SHORT EXERCISE:
The answer should be a single number: how many lines of the entries below hold the word "Patutahi".

GIVEN ENTRIES:
<<<<

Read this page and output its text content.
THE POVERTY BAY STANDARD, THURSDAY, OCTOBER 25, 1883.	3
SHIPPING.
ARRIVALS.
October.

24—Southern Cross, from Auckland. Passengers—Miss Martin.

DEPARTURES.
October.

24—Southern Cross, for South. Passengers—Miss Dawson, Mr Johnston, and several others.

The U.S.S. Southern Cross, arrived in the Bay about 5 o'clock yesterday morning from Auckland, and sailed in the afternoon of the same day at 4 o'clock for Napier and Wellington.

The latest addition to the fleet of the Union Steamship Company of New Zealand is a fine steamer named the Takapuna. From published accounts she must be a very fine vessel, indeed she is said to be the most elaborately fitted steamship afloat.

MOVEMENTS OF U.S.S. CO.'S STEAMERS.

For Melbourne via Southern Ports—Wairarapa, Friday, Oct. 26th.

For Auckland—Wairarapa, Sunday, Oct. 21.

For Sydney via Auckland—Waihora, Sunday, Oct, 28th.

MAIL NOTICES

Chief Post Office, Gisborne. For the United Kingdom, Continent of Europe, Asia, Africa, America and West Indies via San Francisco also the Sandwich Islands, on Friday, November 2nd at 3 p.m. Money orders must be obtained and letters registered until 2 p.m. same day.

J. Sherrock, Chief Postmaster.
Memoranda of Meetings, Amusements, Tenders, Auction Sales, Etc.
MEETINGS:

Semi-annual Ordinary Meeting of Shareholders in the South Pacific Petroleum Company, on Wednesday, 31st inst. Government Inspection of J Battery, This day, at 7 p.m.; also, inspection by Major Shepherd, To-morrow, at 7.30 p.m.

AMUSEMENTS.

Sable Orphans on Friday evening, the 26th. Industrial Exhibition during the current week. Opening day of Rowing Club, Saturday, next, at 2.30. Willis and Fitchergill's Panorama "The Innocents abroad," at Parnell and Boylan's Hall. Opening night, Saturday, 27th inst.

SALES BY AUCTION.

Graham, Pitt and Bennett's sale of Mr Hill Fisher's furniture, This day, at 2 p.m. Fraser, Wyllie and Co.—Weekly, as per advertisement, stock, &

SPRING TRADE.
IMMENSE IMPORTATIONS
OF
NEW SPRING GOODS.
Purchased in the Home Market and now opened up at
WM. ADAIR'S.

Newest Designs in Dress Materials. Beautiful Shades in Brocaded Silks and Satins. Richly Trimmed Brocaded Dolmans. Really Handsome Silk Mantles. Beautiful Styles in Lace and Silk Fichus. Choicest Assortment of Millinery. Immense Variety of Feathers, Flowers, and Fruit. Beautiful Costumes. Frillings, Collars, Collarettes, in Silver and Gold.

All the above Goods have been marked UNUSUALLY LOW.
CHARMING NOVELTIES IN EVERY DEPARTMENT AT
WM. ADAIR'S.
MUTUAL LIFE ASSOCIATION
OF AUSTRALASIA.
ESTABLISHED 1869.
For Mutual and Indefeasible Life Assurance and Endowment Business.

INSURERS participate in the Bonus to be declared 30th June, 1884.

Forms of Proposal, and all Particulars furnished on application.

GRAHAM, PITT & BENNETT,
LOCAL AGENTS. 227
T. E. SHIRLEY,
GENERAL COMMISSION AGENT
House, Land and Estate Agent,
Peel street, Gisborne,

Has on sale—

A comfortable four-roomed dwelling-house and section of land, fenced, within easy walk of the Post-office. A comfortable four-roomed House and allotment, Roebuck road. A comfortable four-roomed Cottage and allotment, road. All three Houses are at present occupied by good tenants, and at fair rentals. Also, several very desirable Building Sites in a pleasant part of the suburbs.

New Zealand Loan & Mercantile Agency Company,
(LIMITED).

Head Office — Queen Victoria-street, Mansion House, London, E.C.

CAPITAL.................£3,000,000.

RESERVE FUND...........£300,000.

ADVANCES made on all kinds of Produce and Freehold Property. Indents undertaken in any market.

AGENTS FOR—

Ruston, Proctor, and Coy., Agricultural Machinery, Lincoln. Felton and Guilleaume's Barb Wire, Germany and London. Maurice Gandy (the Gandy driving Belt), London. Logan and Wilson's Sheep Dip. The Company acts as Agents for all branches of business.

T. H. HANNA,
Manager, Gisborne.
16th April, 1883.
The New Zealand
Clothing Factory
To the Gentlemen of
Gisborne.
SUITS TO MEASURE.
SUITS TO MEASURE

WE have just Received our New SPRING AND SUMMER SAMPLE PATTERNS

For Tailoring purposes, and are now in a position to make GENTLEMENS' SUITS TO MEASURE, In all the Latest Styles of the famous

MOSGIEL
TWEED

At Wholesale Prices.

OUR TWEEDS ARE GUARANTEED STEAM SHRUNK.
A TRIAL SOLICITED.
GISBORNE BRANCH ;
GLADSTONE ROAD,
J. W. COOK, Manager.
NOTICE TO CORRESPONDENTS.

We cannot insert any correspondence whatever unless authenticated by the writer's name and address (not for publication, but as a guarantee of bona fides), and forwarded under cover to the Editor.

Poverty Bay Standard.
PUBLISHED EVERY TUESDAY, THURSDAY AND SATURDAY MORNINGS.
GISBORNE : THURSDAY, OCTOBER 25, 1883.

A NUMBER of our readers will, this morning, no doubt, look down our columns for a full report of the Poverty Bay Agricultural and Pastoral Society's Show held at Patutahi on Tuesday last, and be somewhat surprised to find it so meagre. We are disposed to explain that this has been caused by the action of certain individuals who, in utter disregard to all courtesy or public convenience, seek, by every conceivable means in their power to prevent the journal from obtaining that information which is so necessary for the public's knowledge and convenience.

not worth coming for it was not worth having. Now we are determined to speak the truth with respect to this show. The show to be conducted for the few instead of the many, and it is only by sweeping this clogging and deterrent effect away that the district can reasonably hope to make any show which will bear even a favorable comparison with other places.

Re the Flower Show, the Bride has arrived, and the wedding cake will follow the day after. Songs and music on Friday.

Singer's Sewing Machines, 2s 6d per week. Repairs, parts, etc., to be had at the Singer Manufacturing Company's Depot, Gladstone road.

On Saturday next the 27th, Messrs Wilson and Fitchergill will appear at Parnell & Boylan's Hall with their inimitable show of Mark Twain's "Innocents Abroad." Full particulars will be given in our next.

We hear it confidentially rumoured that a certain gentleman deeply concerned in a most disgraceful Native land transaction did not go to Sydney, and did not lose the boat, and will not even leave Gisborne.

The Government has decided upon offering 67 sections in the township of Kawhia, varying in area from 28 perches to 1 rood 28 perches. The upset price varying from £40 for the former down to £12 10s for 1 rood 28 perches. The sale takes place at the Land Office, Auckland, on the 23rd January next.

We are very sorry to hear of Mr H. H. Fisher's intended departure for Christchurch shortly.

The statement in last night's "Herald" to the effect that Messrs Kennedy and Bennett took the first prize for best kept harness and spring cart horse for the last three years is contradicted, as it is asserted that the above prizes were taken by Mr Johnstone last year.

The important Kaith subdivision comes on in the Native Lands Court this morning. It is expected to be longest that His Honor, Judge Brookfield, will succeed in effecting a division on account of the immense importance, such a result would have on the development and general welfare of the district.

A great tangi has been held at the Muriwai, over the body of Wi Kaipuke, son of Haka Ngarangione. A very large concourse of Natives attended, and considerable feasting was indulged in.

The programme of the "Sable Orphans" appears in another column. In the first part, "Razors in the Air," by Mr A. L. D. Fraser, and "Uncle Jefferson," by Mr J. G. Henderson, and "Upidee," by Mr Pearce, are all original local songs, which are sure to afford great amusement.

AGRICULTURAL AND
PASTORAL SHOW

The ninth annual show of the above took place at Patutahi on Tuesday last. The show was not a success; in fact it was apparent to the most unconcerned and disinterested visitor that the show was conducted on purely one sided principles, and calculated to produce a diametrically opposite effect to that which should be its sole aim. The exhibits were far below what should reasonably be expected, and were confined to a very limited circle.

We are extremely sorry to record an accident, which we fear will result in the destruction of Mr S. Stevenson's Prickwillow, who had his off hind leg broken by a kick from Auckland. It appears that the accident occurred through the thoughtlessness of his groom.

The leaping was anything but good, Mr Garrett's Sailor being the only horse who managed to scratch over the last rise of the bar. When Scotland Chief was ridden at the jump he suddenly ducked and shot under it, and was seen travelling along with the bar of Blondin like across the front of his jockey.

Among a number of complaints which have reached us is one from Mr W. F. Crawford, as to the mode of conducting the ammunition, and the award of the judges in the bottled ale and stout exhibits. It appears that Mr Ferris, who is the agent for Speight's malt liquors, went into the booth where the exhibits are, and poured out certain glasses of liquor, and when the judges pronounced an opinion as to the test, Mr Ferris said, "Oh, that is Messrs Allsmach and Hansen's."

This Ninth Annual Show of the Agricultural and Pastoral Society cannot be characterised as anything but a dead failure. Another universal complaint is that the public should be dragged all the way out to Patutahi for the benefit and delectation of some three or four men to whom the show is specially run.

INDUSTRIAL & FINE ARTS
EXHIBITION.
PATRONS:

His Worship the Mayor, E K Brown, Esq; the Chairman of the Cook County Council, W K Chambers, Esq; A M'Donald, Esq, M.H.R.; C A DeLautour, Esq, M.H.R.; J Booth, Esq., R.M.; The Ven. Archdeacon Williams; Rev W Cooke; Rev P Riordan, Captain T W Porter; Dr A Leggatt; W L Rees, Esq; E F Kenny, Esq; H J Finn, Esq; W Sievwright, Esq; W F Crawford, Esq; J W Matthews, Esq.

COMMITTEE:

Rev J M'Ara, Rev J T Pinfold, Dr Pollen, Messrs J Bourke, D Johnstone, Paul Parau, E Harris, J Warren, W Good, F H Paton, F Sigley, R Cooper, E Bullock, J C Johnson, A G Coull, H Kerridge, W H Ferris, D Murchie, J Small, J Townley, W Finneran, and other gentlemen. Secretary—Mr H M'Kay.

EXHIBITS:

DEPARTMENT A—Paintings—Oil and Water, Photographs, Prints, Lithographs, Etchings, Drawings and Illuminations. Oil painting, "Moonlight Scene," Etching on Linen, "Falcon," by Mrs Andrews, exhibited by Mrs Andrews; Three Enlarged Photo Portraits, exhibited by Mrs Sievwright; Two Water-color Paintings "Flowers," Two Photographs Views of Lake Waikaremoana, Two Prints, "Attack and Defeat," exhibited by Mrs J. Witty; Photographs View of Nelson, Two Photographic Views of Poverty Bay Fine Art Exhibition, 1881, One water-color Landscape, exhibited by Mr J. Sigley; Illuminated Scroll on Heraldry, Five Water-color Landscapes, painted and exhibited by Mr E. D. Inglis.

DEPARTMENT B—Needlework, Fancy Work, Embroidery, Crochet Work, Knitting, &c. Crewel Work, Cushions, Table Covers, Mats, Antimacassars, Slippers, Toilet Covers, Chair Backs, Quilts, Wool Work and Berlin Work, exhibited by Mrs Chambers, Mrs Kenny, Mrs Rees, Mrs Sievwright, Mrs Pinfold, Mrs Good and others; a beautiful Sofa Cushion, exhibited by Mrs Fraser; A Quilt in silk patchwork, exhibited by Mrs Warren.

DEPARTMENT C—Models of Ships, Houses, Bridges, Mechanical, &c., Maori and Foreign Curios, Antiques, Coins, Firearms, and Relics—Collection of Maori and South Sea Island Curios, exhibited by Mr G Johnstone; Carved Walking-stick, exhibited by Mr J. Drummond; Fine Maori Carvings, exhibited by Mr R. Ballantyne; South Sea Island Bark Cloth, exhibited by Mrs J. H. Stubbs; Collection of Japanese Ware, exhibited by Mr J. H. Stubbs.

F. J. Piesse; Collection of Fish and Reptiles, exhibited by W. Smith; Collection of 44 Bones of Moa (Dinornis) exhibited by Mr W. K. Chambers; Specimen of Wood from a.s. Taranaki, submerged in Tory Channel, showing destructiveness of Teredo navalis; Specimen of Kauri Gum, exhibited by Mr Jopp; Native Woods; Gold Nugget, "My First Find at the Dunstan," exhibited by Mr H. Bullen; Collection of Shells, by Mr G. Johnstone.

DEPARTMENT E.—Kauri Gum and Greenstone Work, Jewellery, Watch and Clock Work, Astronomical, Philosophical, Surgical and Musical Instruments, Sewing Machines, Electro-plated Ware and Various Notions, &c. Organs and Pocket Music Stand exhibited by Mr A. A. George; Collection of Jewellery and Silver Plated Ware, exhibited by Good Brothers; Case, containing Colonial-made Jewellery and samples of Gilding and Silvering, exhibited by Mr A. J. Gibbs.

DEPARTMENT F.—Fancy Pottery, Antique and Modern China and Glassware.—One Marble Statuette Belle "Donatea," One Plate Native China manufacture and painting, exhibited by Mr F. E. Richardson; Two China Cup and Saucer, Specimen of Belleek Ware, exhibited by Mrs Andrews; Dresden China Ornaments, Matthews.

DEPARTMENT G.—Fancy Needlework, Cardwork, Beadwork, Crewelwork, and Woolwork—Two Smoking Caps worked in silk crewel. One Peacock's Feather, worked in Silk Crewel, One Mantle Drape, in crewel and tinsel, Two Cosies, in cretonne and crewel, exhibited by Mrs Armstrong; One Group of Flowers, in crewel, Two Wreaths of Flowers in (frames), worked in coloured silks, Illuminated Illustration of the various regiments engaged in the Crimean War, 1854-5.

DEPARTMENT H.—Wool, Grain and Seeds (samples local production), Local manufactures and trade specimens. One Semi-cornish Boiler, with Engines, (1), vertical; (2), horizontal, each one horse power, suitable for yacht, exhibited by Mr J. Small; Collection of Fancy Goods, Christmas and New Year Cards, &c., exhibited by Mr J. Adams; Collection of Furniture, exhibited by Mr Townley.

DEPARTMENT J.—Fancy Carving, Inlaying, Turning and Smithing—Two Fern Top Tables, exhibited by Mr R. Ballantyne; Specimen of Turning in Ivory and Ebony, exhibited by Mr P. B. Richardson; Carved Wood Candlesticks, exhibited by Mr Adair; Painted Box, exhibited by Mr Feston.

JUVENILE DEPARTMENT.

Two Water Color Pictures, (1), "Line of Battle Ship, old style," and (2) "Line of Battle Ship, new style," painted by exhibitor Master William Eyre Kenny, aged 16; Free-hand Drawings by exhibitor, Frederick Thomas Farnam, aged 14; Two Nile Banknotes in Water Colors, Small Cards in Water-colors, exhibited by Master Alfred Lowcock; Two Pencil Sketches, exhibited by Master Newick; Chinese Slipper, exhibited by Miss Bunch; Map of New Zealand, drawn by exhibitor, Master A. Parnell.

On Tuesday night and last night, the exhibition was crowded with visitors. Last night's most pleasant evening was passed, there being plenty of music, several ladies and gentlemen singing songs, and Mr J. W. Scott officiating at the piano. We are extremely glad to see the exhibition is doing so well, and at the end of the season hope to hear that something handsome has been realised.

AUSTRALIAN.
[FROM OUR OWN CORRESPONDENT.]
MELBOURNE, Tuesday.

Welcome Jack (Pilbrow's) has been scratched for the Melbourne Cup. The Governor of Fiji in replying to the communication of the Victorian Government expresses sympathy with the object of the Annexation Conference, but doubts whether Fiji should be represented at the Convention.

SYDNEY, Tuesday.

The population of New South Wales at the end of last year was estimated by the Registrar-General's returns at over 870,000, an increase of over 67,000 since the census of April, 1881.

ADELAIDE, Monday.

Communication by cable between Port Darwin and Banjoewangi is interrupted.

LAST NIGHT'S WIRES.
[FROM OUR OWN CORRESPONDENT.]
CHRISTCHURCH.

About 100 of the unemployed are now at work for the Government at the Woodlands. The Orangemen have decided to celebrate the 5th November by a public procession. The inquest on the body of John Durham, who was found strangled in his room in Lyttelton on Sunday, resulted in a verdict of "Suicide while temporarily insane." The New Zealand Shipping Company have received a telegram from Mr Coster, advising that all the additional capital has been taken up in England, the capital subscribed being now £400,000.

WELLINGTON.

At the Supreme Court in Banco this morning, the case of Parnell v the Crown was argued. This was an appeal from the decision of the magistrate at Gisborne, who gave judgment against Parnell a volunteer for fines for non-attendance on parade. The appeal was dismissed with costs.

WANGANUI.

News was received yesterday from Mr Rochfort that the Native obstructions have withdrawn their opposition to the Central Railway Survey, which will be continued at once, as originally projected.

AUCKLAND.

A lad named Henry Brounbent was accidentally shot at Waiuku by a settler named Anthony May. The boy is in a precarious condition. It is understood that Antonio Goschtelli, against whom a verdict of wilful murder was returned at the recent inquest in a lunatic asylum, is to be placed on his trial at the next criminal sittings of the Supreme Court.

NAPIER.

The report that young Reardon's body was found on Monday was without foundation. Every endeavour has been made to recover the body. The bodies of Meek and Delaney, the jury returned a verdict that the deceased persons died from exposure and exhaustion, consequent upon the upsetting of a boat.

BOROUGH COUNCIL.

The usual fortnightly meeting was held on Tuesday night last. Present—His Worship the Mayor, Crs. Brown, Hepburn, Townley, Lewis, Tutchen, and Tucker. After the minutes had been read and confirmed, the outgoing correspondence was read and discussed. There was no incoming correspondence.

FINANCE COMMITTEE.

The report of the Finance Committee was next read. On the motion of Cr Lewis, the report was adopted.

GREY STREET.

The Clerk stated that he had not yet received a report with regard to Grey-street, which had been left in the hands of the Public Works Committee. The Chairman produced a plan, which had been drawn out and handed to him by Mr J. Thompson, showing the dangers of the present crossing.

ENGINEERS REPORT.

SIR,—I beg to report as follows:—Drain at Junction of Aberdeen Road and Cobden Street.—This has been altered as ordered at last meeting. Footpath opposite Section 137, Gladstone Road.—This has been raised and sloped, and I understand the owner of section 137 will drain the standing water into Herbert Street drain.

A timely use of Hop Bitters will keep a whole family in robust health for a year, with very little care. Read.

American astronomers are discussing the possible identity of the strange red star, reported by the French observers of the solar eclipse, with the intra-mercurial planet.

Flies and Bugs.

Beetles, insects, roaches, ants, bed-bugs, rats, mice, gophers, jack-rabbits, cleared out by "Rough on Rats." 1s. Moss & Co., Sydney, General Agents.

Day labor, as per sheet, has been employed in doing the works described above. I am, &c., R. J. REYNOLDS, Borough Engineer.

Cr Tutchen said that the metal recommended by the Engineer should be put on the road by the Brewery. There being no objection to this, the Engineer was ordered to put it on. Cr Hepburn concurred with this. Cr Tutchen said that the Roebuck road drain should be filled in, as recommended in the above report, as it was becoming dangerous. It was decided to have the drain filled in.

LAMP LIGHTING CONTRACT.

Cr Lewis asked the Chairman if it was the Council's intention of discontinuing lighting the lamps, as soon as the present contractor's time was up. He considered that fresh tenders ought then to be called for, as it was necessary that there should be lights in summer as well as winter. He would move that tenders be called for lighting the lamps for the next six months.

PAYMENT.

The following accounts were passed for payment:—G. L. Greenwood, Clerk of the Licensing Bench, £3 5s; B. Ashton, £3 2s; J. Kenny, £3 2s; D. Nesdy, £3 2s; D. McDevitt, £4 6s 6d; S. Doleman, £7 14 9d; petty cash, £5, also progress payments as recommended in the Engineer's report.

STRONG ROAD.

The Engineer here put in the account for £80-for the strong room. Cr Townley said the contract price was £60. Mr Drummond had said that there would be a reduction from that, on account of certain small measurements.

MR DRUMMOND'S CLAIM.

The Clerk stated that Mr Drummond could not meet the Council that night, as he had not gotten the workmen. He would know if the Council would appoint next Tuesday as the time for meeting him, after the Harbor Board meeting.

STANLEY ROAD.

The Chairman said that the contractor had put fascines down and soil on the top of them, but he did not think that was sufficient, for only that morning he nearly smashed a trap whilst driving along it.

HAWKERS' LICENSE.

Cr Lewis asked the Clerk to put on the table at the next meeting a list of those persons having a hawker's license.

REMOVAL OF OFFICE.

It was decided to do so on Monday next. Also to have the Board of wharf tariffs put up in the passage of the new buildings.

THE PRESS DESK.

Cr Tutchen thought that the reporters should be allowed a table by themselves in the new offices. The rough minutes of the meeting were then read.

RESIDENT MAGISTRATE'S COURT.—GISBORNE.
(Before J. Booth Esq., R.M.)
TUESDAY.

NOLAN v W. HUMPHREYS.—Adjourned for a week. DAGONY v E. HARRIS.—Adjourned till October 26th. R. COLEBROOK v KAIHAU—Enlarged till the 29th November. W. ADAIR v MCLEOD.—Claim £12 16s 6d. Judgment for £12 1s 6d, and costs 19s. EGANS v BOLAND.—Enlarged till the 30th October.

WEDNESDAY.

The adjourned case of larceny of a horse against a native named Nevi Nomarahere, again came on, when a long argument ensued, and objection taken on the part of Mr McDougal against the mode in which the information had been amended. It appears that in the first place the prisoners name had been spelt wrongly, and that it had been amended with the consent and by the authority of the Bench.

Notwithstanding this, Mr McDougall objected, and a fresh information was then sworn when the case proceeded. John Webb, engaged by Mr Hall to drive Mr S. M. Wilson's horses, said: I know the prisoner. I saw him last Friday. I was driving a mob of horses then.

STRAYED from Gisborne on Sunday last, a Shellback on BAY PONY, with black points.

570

>>>>

EXERCISE RESULT:
3